* **Data to process**:
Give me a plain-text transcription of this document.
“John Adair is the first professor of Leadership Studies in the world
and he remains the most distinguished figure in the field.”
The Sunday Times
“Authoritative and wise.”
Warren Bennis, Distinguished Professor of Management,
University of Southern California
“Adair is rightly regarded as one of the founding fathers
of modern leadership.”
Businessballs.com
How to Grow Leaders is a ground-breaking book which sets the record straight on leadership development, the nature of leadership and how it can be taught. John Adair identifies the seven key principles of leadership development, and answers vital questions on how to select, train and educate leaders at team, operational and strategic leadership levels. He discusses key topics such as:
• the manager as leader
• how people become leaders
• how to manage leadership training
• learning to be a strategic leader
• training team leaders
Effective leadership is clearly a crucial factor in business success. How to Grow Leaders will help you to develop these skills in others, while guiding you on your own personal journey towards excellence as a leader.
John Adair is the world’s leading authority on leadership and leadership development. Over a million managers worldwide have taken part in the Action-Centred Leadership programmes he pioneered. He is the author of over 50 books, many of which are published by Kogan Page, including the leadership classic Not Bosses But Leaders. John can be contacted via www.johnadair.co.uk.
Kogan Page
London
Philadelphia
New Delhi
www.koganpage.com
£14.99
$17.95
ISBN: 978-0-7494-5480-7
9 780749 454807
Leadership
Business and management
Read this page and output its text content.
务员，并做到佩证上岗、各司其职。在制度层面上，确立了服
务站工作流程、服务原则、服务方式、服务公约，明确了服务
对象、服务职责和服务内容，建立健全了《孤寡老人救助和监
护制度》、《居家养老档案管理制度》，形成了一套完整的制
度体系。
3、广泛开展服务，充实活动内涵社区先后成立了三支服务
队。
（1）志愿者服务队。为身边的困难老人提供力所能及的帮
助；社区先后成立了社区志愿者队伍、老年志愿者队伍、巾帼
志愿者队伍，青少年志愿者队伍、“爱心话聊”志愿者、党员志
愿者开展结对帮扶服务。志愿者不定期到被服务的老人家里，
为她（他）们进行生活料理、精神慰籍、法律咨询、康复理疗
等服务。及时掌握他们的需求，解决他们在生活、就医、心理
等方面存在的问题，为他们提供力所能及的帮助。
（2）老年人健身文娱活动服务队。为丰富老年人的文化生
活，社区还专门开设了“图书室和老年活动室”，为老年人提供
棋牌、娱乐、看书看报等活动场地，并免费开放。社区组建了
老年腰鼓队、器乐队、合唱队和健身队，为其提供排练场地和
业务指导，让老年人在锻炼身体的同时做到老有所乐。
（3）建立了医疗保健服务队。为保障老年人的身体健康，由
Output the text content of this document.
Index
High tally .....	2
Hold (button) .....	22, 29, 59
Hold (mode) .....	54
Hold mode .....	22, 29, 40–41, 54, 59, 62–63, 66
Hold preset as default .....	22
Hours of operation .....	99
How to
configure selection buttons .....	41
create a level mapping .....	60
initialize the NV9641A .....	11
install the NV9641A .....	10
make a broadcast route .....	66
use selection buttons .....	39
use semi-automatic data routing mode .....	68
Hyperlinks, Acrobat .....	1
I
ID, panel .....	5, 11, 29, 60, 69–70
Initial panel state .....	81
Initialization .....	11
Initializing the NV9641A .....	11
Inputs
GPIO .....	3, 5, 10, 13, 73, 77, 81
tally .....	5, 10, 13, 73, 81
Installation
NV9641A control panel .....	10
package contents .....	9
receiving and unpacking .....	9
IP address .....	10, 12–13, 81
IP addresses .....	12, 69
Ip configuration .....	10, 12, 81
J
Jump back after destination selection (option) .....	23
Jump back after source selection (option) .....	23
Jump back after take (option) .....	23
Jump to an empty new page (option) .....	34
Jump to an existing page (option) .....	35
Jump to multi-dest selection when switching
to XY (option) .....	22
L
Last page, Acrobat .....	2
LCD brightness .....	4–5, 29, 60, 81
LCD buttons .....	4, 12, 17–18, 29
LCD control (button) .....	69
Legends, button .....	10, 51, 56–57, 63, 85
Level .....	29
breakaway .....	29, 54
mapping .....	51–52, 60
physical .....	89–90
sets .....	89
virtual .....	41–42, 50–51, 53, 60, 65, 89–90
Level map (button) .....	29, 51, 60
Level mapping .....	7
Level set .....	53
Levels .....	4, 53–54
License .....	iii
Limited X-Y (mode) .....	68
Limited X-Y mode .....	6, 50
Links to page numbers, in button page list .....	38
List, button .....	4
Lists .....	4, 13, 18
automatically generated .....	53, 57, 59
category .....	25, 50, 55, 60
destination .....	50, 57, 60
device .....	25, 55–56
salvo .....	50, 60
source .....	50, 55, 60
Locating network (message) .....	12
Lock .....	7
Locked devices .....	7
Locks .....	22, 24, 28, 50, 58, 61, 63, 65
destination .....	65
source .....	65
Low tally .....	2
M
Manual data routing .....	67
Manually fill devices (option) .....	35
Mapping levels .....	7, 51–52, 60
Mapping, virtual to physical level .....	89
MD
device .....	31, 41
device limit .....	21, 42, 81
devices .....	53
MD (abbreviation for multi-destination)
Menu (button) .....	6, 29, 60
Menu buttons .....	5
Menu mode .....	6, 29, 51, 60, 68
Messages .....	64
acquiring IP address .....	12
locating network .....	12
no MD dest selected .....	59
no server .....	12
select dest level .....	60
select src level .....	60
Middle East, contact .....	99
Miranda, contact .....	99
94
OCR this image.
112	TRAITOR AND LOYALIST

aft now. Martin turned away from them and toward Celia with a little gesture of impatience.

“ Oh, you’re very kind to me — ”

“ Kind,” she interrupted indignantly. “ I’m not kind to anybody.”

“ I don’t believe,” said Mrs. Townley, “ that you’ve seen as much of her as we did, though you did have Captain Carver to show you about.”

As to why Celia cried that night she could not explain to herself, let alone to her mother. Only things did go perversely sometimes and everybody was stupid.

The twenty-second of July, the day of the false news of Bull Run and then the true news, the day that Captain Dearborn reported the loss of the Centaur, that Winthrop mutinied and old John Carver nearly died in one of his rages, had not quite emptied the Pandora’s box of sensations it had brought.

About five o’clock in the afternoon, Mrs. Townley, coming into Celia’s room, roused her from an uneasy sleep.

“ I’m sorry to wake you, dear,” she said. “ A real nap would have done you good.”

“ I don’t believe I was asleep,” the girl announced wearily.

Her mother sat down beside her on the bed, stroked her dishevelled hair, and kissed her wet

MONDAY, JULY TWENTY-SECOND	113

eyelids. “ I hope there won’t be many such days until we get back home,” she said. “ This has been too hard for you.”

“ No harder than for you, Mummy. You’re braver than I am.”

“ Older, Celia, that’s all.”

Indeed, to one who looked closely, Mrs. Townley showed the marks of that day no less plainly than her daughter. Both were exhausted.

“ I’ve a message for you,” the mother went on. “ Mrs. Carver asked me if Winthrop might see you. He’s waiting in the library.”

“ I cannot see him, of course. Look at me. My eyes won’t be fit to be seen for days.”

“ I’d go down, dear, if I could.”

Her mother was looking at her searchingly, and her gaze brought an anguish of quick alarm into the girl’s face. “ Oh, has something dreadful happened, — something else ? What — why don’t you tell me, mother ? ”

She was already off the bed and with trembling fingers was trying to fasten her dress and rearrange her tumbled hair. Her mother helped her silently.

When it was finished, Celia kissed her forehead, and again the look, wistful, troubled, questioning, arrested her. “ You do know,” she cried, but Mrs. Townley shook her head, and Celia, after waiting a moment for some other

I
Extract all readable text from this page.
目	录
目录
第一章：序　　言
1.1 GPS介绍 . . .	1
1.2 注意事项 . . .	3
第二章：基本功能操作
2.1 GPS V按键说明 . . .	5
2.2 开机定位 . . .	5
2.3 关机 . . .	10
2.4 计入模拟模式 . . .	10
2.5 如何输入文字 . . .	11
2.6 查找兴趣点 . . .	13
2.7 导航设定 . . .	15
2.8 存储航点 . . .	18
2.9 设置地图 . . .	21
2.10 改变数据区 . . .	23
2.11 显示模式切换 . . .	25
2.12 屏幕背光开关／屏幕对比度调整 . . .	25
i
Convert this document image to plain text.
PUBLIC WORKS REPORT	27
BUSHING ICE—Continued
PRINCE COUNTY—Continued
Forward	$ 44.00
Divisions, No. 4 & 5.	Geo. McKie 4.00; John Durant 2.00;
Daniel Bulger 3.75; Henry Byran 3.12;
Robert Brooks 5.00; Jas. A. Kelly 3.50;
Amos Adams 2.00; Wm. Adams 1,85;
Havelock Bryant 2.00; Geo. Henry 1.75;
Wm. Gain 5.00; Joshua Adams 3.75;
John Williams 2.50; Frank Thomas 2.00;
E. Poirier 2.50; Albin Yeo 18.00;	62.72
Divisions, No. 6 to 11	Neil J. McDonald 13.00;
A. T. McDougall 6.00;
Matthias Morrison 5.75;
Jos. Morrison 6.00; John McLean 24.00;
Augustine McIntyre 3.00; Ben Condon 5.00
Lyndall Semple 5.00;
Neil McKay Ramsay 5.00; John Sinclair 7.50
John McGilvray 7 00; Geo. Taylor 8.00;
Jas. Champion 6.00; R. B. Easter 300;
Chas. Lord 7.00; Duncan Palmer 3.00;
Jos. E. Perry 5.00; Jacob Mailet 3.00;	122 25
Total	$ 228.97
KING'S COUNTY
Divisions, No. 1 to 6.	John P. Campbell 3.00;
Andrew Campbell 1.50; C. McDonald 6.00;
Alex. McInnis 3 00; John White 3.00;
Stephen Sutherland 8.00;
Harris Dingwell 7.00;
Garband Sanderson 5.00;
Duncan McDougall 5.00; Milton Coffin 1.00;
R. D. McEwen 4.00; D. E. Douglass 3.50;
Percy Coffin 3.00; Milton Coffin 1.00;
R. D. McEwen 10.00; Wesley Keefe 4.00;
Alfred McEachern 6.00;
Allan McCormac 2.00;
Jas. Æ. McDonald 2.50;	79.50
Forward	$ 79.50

* **Task prompt**:
Pull out all lines containing "Hold".

* **Solved exercise**:
Hold (button) .....	22, 29, 59
Hold (mode) .....	54
Hold mode .....	22, 29, 40–41, 54, 59, 62–63, 66
Hold preset as default .....	22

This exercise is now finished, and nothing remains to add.